(What you have to do): Tally the lines of the listing that contain the word "ByLayer", then give the total and nothing else.

--- Start Extracted material ---

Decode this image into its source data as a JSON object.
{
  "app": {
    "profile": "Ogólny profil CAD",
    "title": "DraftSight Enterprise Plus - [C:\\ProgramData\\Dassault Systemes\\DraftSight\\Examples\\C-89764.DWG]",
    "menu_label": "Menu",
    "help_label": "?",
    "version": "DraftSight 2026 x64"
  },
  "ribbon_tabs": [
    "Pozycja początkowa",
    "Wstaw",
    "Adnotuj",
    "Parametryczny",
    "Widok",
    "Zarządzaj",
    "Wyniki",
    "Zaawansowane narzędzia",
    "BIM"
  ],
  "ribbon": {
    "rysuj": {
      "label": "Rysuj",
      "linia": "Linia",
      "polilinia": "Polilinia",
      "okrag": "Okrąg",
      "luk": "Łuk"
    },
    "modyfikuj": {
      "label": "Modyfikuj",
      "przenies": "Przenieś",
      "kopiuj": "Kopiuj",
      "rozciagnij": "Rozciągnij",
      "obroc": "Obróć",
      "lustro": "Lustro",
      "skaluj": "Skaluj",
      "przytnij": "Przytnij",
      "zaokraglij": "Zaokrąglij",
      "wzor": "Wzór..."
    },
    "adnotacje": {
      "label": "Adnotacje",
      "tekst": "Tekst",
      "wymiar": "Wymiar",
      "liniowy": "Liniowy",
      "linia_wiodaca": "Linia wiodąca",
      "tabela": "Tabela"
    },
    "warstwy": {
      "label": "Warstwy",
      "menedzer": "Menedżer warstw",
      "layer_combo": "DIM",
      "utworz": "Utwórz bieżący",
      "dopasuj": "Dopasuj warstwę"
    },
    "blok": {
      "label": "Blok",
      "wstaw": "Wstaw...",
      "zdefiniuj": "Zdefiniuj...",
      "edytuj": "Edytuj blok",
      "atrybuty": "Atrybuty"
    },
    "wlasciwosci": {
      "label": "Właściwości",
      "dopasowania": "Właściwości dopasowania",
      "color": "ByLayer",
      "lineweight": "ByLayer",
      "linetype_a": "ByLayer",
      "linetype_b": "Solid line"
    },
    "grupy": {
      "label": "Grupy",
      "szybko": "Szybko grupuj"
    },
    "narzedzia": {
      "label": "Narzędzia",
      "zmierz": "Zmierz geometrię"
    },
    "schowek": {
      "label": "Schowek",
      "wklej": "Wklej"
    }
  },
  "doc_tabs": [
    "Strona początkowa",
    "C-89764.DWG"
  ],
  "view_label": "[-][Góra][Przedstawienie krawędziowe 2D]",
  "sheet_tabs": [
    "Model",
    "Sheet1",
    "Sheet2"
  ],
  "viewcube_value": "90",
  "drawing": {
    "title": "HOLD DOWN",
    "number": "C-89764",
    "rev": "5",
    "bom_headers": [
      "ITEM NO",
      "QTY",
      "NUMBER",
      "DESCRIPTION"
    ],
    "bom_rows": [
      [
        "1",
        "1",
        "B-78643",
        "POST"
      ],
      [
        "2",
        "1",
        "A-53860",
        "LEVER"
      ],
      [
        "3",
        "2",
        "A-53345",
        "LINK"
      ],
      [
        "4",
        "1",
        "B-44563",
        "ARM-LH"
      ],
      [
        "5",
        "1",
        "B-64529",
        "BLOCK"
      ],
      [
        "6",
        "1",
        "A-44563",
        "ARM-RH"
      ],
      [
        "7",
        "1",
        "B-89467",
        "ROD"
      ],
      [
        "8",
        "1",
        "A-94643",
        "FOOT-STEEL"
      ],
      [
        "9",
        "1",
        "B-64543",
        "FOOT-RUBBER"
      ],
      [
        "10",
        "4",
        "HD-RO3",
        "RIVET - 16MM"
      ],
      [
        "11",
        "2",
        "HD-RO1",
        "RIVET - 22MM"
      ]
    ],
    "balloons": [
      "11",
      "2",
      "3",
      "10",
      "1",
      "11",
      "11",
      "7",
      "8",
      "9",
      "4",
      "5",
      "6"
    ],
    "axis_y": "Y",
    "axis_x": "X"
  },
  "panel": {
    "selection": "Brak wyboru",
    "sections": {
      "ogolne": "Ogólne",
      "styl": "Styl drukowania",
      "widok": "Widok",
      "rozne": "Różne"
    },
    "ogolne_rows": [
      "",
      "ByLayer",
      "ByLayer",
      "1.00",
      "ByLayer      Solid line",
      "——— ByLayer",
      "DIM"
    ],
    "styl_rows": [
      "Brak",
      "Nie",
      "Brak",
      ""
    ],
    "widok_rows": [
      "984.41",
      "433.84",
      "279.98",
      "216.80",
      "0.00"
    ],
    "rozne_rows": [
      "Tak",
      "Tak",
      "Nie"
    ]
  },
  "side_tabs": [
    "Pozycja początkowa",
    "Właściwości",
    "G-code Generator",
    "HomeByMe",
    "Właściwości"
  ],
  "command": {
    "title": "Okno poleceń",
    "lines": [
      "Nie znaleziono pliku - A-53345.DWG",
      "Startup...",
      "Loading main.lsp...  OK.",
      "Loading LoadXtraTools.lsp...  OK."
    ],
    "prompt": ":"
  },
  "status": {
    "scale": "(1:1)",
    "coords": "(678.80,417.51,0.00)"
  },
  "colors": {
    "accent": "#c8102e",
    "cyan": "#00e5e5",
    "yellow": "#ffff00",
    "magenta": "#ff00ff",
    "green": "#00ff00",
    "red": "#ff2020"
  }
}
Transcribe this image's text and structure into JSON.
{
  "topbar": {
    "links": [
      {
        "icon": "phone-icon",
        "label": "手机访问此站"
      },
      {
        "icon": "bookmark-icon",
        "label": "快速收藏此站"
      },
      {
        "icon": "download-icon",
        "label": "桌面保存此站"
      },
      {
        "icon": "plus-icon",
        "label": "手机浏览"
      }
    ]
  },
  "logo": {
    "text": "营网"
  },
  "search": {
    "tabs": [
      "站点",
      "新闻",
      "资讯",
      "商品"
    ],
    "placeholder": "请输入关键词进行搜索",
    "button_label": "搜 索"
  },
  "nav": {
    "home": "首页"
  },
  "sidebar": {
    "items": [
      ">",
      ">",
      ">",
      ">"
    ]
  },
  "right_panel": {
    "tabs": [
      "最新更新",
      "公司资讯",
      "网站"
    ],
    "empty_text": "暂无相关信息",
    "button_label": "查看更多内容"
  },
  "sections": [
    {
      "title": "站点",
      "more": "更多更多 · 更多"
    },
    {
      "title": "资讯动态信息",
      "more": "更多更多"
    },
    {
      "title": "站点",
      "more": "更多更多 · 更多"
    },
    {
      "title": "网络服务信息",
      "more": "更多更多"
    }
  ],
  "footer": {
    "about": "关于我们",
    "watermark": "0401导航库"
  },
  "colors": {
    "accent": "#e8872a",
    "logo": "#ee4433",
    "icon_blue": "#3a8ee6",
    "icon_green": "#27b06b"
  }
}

--- End Extracted material ---

(Finished exercise): 7